What you have to do -
The listing below is to be output in its exact form.

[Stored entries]
━━━

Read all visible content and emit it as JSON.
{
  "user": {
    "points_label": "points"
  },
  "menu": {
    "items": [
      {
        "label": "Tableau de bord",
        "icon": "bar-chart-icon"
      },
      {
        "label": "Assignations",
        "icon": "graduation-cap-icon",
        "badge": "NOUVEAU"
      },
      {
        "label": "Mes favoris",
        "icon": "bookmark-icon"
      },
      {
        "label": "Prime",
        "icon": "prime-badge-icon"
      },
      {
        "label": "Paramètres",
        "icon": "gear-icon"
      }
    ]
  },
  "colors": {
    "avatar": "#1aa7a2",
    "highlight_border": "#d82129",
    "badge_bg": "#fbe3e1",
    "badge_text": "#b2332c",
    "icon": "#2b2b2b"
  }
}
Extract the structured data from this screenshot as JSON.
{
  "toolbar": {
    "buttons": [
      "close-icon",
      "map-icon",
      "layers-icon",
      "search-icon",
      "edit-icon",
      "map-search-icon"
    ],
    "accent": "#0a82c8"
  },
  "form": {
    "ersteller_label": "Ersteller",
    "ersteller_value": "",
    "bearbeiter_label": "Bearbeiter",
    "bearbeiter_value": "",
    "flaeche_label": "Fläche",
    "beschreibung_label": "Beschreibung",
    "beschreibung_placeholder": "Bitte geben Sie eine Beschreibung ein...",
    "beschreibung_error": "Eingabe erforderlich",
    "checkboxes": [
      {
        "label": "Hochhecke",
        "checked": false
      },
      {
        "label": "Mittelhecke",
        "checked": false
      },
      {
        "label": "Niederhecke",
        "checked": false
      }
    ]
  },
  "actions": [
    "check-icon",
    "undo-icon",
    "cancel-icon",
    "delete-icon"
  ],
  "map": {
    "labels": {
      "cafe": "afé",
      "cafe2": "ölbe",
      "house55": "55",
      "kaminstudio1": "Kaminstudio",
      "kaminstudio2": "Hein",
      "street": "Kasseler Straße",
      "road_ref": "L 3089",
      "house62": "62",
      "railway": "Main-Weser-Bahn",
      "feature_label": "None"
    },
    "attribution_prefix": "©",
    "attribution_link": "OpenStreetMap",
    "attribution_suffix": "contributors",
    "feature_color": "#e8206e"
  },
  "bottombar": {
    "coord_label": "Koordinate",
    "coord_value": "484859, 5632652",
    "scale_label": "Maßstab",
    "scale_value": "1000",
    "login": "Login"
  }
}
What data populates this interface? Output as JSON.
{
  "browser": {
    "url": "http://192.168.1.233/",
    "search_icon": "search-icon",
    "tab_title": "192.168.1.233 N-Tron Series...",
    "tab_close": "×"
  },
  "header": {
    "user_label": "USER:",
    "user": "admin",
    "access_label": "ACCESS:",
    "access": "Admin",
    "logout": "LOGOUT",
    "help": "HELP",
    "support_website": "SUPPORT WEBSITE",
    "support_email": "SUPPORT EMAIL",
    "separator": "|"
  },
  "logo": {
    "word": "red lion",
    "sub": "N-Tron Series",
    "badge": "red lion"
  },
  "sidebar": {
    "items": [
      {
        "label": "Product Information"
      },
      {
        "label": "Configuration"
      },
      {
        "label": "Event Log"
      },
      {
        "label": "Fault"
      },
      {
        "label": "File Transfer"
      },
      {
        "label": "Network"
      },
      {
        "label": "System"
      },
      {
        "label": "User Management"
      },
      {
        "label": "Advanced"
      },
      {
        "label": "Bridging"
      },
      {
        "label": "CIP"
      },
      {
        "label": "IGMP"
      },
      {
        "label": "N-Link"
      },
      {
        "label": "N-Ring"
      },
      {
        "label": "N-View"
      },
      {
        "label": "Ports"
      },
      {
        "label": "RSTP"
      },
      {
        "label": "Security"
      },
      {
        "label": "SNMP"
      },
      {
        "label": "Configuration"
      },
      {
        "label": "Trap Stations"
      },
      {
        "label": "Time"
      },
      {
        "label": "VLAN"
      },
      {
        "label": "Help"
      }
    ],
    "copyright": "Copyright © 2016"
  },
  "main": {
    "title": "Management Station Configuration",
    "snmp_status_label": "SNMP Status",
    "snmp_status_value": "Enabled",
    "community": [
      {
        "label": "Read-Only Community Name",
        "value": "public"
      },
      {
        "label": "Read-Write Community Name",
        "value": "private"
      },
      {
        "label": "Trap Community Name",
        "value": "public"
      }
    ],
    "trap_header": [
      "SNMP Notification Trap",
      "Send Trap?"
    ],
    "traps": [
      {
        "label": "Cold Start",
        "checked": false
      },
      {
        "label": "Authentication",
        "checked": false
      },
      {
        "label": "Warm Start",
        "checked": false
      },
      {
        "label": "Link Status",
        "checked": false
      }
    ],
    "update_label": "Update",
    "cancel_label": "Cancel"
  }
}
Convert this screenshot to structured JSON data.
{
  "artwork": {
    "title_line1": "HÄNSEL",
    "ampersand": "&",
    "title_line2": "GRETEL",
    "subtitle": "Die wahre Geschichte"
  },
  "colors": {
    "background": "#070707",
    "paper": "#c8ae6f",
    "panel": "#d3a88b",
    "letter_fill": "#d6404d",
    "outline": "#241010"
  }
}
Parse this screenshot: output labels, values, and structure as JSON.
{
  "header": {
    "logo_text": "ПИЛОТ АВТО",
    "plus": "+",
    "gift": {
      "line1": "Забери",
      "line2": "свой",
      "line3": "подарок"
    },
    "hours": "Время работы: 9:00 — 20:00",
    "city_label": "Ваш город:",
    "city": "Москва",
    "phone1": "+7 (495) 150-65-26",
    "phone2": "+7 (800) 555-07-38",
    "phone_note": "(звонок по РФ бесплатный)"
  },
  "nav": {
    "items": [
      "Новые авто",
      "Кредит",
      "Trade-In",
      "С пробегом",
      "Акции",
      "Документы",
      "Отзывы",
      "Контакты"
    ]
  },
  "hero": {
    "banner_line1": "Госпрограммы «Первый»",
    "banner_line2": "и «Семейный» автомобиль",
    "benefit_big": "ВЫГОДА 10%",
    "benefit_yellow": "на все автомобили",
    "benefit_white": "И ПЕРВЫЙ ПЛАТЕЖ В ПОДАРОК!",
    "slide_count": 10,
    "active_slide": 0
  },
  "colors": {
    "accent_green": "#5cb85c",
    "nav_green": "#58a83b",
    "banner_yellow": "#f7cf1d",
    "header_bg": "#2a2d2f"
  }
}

━━━

Output for this task -
Read all visible content and emit it as JSON.
{
  "user": {
    "points_label": "points"
  },
  "menu": {
    "items": [
      {
        "label": "Tableau de bord",
        "icon": "bar-chart-icon"
      },
      {
        "label": "Assignations",
        "icon": "graduation-cap-icon",
        "badge": "NOUVEAU"
      },
      {
        "label": "Mes favoris",
        "icon": "bookmark-icon"
      },
      {
        "label": "Prime",
        "icon": "prime-badge-icon"
      },
      {
        "label": "Paramètres",
        "icon": "gear-icon"
      }
    ]
  },
  "colors": {
    "avatar": "#1aa7a2",
    "highlight_border": "#d82129",
    "badge_bg": "#fbe3e1",
    "badge_text": "#b2332c",
    "icon": "#2b2b2b"
  }
}
Extract the structured data from this screenshot as JSON.
{
  "toolbar": {
    "buttons": [
      "close-icon",
      "map-icon",
      "layers-icon",
      "search-icon",
      "edit-icon",
      "map-search-icon"
    ],
    "accent": "#0a82c8"
  },
  "form": {
    "ersteller_label": "Ersteller",
    "ersteller_value": "",
    "bearbeiter_label": "Bearbeiter",
    "bearbeiter_value": "",
    "flaeche_label": "Fläche",
    "beschreibung_label": "Beschreibung",
    "beschreibung_placeholder": "Bitte geben Sie eine Beschreibung ein...",
    "beschreibung_error": "Eingabe erforderlich",
    "checkboxes": [
      {
        "label": "Hochhecke",
        "checked": false
      },
      {
        "label": "Mittelhecke",
        "checked": false
      },
      {
        "label": "Niederhecke",
        "checked": false
      }
    ]
  },
  "actions": [
    "check-icon",
    "undo-icon",
    "cancel-icon",
    "delete-icon"
  ],
  "map": {
    "labels": {
      "cafe": "afé",
      "cafe2": "ölbe",
      "house55": "55",
      "kaminstudio1": "Kaminstudio",
      "kaminstudio2": "Hein",
      "street": "Kasseler Straße",
      "road_ref": "L 3089",
      "house62": "62",
      "railway": "Main-Weser-Bahn",
      "feature_label": "None"
    },
    "attribution_prefix": "©",
    "attribution_link": "OpenStreetMap",
    "attribution_suffix": "contributors",
    "feature_color": "#e8206e"
  },
  "bottombar": {
    "coord_label": "Koordinate",
    "coord_value": "484859, 5632652",
    "scale_label": "Maßstab",
    "scale_value": "1000",
    "login": "Login"
  }
}
What data populates this interface? Output as JSON.
{
  "browser": {
    "url": "http://192.168.1.233/",
    "search_icon": "search-icon",
    "tab_title": "192.168.1.233 N-Tron Series...",
    "tab_close": "×"
  },
  "header": {
    "user_label": "USER:",
    "user": "admin",
    "access_label": "ACCESS:",
    "access": "Admin",
    "logout": "LOGOUT",
    "help": "HELP",
    "support_website": "SUPPORT WEBSITE",
    "support_email": "SUPPORT EMAIL",
    "separator": "|"
  },
  "logo": {
    "word": "red lion",
    "sub": "N-Tron Series",
    "badge": "red lion"
  },
  "sidebar": {
    "items": [
      {
        "label": "Product Information"
      },
      {
        "label": "Configuration"
      },
      {
        "label": "Event Log"
      },
      {
        "label": "Fault"
      },
      {
        "label": "File Transfer"
      },
      {
        "label": "Network"
      },
      {
        "label": "System"
      },
      {
        "label": "User Management"
      },
      {
        "label": "Advanced"
      },
      {
        "label": "Bridging"
      },
      {
        "label": "CIP"
      },
      {
        "label": "IGMP"
      },
      {
        "label": "N-Link"
      },
      {
        "label": "N-Ring"
      },
      {
        "label": "N-View"
      },
      {
        "label": "Ports"
      },
      {
        "label": "RSTP"
      },
      {
        "label": "Security"
      },
      {
        "label": "SNMP"
      },
      {
        "label": "Configuration"
      },
      {
        "label": "Trap Stations"
      },
      {
        "label": "Time"
      },
      {
        "label": "VLAN"
      },
      {
        "label": "Help"
      }
    ],
    "copyright": "Copyright © 2016"
  },
  "main": {
    "title": "Management Station Configuration",
    "snmp_status_label": "SNMP Status",
    "snmp_status_value": "Enabled",
    "community": [
      {
        "label": "Read-Only Community Name",
        "value": "public"
      },
      {
        "label": "Read-Write Community Name",
        "value": "private"
      },
      {
        "label": "Trap Community Name",
        "value": "public"
      }
    ],
    "trap_header": [
      "SNMP Notification Trap",
      "Send Trap?"
    ],
    "traps": [
      {
        "label": "Cold Start",
        "checked": false
      },
      {
        "label": "Authentication",
        "checked": false
      },
      {
        "label": "Warm Start",
        "checked": false
      },
      {
        "label": "Link Status",
        "checked": false
      }
    ],
    "update_label": "Update",
    "cancel_label": "Cancel"
  }
}
Convert this screenshot to structured JSON data.
{
  "artwork": {
    "title_line1": "HÄNSEL",
    "ampersand": "&",
    "title_line2": "GRETEL",
    "subtitle": "Die wahre Geschichte"
  },
  "colors": {
    "background": "#070707",
    "paper": "#c8ae6f",
    "panel": "#d3a88b",
    "letter_fill": "#d6404d",
    "outline": "#241010"
  }
}
Parse this screenshot: output labels, values, and structure as JSON.
{
  "header": {
    "logo_text": "ПИЛОТ АВТО",
    "plus": "+",
    "gift": {
      "line1": "Забери",
      "line2": "свой",
      "line3": "подарок"
    },
    "hours": "Время работы: 9:00 — 20:00",
    "city_label": "Ваш город:",
    "city": "Москва",
    "phone1": "+7 (495) 150-65-26",
    "phone2": "+7 (800) 555-07-38",
    "phone_note": "(звонок по РФ бесплатный)"
  },
  "nav": {
    "items": [
      "Новые авто",
      "Кредит",
      "Trade-In",
      "С пробегом",
      "Акции",
      "Документы",
      "Отзывы",
      "Контакты"
    ]
  },
  "hero": {
    "banner_line1": "Госпрограммы «Первый»",
    "banner_line2": "и «Семейный» автомобиль",
    "benefit_big": "ВЫГОДА 10%",
    "benefit_yellow": "на все автомобили",
    "benefit_white": "И ПЕРВЫЙ ПЛАТЕЖ В ПОДАРОК!",
    "slide_count": 10,
    "active_slide": 0
  },
  "colors": {
    "accent_green": "#5cb85c",
    "nav_green": "#58a83b",
    "banner_yellow": "#f7cf1d",
    "header_bg": "#2a2d2f"
  }
}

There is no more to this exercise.